Dataset excerpt -
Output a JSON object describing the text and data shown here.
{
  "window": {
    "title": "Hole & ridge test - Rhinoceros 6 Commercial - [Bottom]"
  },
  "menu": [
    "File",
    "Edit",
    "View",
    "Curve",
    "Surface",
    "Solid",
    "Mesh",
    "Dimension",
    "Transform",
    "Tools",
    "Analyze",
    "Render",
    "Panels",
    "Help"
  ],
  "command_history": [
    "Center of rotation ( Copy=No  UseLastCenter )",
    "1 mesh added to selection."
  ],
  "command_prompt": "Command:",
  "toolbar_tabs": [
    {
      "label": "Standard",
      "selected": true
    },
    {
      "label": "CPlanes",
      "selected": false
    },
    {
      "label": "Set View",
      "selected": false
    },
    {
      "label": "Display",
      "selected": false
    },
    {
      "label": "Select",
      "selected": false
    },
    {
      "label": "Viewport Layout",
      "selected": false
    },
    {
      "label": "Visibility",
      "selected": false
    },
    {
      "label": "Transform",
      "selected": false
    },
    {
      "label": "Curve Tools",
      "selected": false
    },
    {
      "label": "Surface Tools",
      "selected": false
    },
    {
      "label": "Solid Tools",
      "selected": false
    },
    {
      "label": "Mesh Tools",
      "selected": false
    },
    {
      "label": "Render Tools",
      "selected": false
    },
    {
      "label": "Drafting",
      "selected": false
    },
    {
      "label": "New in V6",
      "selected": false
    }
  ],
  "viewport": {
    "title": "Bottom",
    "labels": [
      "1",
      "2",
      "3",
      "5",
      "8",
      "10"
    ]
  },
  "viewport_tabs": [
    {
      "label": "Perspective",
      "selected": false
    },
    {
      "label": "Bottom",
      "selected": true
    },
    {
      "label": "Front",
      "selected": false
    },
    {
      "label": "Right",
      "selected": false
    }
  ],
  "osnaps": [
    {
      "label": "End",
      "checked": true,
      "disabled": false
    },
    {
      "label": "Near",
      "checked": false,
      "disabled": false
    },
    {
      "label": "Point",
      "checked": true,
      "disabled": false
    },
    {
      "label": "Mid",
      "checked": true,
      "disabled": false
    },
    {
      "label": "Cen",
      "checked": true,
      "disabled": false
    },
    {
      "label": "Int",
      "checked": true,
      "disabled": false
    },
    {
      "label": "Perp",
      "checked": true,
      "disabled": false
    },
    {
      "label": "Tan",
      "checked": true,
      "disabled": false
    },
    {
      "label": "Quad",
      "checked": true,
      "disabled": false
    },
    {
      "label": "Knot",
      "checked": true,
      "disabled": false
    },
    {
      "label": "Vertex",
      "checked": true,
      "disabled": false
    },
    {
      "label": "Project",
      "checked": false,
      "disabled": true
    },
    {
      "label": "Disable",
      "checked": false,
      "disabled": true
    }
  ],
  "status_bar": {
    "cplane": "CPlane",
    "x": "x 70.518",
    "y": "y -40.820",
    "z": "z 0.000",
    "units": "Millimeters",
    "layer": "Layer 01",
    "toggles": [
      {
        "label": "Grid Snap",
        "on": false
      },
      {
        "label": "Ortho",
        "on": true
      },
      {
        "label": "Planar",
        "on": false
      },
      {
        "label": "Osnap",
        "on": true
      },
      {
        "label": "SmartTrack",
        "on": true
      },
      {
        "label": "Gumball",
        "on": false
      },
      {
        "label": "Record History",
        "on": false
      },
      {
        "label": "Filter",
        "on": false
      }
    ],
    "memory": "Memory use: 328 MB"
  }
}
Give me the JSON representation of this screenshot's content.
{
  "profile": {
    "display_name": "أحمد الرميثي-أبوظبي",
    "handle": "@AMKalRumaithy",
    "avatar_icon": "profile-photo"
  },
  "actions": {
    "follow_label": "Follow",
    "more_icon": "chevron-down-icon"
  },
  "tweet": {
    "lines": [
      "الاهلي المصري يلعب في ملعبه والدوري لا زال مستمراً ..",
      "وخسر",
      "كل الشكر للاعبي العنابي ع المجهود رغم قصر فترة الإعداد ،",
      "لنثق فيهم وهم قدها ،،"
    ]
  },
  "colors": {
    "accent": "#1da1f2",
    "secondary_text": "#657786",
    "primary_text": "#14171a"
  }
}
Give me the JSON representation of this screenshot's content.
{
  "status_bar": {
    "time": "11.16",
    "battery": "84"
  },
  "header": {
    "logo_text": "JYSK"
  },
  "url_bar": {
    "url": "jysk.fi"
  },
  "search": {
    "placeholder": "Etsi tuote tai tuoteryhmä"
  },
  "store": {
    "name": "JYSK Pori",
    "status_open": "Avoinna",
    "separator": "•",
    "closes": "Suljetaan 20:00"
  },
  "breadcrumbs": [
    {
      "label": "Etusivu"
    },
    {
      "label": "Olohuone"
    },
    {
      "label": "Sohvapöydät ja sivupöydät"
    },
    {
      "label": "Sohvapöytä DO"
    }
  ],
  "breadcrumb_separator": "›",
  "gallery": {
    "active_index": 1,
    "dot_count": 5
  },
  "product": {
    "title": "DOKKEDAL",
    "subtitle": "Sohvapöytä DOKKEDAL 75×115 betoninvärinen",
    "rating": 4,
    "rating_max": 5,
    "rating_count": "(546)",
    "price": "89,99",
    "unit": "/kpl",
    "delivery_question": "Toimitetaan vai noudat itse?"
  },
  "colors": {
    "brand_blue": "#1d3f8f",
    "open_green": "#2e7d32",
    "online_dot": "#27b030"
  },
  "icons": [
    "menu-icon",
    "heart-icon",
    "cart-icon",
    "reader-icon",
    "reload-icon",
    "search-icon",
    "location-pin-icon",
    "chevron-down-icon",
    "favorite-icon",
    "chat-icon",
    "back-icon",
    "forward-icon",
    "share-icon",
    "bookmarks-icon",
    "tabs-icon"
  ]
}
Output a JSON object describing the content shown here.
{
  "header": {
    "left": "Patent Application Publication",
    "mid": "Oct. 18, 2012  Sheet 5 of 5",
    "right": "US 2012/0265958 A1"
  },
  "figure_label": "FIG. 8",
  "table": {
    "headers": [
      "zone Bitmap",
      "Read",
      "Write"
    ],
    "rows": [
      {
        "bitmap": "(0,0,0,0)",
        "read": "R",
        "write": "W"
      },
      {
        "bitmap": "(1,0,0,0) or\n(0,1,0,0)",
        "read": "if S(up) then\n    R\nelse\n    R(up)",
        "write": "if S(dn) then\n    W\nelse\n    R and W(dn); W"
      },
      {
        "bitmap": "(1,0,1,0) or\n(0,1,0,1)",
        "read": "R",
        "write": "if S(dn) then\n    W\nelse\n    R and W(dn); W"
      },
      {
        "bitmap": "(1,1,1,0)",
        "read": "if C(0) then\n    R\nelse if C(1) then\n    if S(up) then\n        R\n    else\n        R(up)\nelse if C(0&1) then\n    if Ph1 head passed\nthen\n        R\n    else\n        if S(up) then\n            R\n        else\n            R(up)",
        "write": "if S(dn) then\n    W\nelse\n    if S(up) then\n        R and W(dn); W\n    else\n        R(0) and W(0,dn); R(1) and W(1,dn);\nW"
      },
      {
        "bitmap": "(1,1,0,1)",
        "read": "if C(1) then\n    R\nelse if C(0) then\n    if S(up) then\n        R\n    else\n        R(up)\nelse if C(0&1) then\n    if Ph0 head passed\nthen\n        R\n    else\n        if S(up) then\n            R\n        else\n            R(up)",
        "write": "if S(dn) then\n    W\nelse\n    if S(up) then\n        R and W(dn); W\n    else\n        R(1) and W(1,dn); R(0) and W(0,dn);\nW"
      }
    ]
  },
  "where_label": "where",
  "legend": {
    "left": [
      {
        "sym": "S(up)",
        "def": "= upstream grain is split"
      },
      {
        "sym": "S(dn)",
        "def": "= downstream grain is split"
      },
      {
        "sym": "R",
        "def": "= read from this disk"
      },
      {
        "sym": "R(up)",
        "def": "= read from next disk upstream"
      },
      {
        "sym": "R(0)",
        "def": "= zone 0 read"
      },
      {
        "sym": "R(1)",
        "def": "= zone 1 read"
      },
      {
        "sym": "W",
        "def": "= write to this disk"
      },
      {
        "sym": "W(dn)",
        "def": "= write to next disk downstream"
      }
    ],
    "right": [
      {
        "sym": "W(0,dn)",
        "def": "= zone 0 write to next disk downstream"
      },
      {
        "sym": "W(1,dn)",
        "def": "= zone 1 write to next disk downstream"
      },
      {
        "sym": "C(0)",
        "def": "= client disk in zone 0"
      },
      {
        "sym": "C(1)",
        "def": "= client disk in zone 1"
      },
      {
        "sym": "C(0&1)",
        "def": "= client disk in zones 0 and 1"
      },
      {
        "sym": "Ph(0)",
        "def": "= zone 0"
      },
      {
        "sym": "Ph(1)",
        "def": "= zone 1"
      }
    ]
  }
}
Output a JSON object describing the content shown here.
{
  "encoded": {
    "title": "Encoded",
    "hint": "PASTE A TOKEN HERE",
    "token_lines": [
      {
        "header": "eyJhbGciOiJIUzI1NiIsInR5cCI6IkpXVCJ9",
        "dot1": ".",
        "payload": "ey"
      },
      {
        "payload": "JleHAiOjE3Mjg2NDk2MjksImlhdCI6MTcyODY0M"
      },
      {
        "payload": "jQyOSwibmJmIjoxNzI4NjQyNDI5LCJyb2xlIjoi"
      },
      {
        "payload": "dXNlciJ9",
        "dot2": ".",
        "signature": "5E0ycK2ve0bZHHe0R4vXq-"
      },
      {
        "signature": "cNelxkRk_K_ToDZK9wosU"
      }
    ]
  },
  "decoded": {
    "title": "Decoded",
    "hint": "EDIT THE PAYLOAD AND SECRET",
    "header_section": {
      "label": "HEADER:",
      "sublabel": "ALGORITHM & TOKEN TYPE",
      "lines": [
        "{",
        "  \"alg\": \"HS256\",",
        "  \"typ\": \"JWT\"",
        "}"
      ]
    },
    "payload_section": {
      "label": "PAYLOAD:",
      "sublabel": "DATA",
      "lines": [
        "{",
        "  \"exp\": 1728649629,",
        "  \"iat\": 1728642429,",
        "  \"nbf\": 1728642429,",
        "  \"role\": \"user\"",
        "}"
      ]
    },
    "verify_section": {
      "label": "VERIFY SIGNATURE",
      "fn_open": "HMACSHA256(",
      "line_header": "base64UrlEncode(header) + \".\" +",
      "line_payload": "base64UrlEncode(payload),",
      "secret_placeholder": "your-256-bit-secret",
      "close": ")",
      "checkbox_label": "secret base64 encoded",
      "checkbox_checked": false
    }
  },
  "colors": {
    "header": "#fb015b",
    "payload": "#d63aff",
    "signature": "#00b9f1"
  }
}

TO DO -
In the entries above, find each line with the word "left" and show it.

COMPLETED EXERCISE -
    "left": "Patent Application Publication",
    "left": [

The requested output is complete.